Task to complete
Write out the full set of records exactly. Any pictures in them do not belong in the copy.

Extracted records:
────────────────
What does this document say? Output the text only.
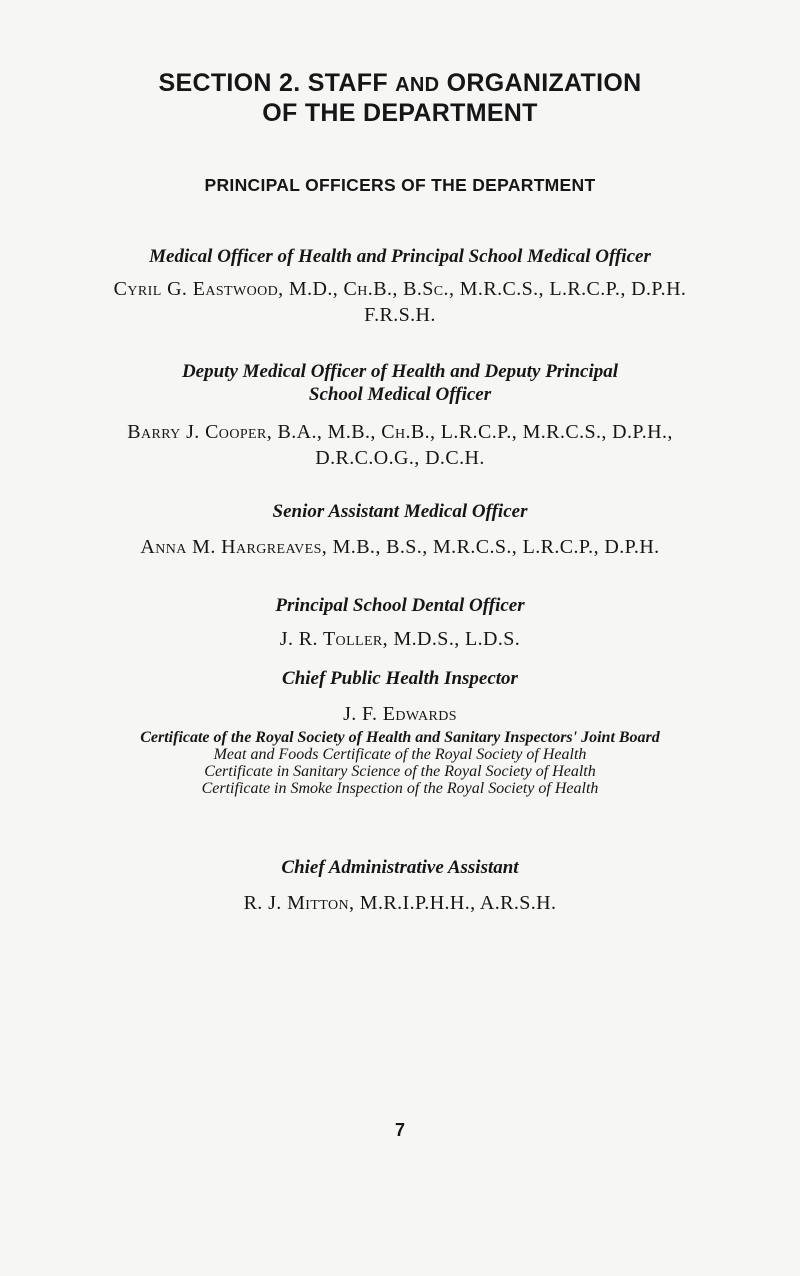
SECTION 2. STAFF AND ORGANIZATION
OF THE DEPARTMENT
PRINCIPAL OFFICERS OF THE DEPARTMENT
Medical Officer of Health and Principal School Medical Officer
Cyril G. Eastwood, M.D., Ch.B., B.Sc., M.R.C.S., L.R.C.P., D.P.H.
F.R.S.H.
Deputy Medical Officer of Health and Deputy Principal
School Medical Officer
Barry J. Cooper, B.A., M.B., Ch.B., L.R.C.P., M.R.C.S., D.P.H.,
D.R.C.O.G., D.C.H.
Senior Assistant Medical Officer
Anna M. Hargreaves, M.B., B.S., M.R.C.S., L.R.C.P., D.P.H.
Principal School Dental Officer
J. R. Toller, M.D.S., L.D.S.
Chief Public Health Inspector
J. F. Edwards
Certificate of the Royal Society of Health and Sanitary Inspectors' Joint Board
Meat and Foods Certificate of the Royal Society of Health
Certificate in Sanitary Science of the Royal Society of Health
Certificate in Smoke Inspection of the Royal Society of Health
Chief Administrative Assistant
R. J. Mitton, M.R.I.P.H.H., A.R.S.H.
7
────────────────
Answer for this exercise
What does this document say? Output the text only.
SECTION 2. STAFF AND ORGANIZATION
OF THE DEPARTMENT
PRINCIPAL OFFICERS OF THE DEPARTMENT
Medical Officer of Health and Principal School Medical Officer
Cyril G. Eastwood, M.D., Ch.B., B.Sc., M.R.C.S., L.R.C.P., D.P.H.
F.R.S.H.
Deputy Medical Officer of Health and Deputy Principal
School Medical Officer
Barry J. Cooper, B.A., M.B., Ch.B., L.R.C.P., M.R.C.S., D.P.H.,
D.R.C.O.G., D.C.H.
Senior Assistant Medical Officer
Anna M. Hargreaves, M.B., B.S., M.R.C.S., L.R.C.P., D.P.H.
Principal School Dental Officer
J. R. Toller, M.D.S., L.D.S.
Chief Public Health Inspector
J. F. Edwards
Certificate of the Royal Society of Health and Sanitary Inspectors' Joint Board
Meat and Foods Certificate of the Royal Society of Health
Certificate in Sanitary Science of the Royal Society of Health
Certificate in Smoke Inspection of the Royal Society of Health
Chief Administrative Assistant
R. J. Mitton, M.R.I.P.H.H., A.R.S.H.
7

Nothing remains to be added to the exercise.